(Records about charts and figures)

━━━━

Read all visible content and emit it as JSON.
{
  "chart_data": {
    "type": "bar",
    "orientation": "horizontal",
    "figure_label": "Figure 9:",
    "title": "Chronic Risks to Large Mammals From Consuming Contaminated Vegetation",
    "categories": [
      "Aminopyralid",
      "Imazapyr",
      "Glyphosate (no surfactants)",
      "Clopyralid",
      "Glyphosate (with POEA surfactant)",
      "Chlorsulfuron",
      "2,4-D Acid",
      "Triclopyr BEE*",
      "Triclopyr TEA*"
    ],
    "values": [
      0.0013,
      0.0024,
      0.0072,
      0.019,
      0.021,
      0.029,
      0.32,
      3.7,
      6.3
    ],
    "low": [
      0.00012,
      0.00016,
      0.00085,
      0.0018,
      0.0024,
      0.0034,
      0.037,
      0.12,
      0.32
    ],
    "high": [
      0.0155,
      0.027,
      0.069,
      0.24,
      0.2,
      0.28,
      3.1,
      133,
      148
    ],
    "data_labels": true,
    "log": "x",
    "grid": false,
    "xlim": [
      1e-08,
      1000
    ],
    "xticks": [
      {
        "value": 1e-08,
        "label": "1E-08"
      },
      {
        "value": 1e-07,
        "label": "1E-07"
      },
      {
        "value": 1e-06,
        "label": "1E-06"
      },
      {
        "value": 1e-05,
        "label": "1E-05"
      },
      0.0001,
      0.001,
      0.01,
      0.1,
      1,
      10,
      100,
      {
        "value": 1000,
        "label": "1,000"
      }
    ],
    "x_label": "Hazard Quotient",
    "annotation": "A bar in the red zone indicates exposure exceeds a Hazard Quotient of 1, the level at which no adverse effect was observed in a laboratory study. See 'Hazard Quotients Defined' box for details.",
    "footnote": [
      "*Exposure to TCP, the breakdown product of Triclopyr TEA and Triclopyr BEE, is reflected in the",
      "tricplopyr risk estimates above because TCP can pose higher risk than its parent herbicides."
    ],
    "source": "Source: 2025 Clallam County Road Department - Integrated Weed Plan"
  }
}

━━━━

**Stated exercise**
Exactly as shown above, return every record.

**Finished task**
Read all visible content and emit it as JSON.
{
  "chart_data": {
    "type": "bar",
    "orientation": "horizontal",
    "figure_label": "Figure 9:",
    "title": "Chronic Risks to Large Mammals From Consuming Contaminated Vegetation",
    "categories": [
      "Aminopyralid",
      "Imazapyr",
      "Glyphosate (no surfactants)",
      "Clopyralid",
      "Glyphosate (with POEA surfactant)",
      "Chlorsulfuron",
      "2,4-D Acid",
      "Triclopyr BEE*",
      "Triclopyr TEA*"
    ],
    "values": [
      0.0013,
      0.0024,
      0.0072,
      0.019,
      0.021,
      0.029,
      0.32,
      3.7,
      6.3
    ],
    "low": [
      0.00012,
      0.00016,
      0.00085,
      0.0018,
      0.0024,
      0.0034,
      0.037,
      0.12,
      0.32
    ],
    "high": [
      0.0155,
      0.027,
      0.069,
      0.24,
      0.2,
      0.28,
      3.1,
      133,
      148
    ],
    "data_labels": true,
    "log": "x",
    "grid": false,
    "xlim": [
      1e-08,
      1000
    ],
    "xticks": [
      {
        "value": 1e-08,
        "label": "1E-08"
      },
      {
        "value": 1e-07,
        "label": "1E-07"
      },
      {
        "value": 1e-06,
        "label": "1E-06"
      },
      {
        "value": 1e-05,
        "label": "1E-05"
      },
      0.0001,
      0.001,
      0.01,
      0.1,
      1,
      10,
      100,
      {
        "value": 1000,
        "label": "1,000"
      }
    ],
    "x_label": "Hazard Quotient",
    "annotation": "A bar in the red zone indicates exposure exceeds a Hazard Quotient of 1, the level at which no adverse effect was observed in a laboratory study. See 'Hazard Quotients Defined' box for details.",
    "footnote": [
      "*Exposure to TCP, the breakdown product of Triclopyr TEA and Triclopyr BEE, is reflected in the",
      "tricplopyr risk estimates above because TCP can pose higher risk than its parent herbicides."
    ],
    "source": "Source: 2025 Clallam County Road Department - Integrated Weed Plan"
  }
}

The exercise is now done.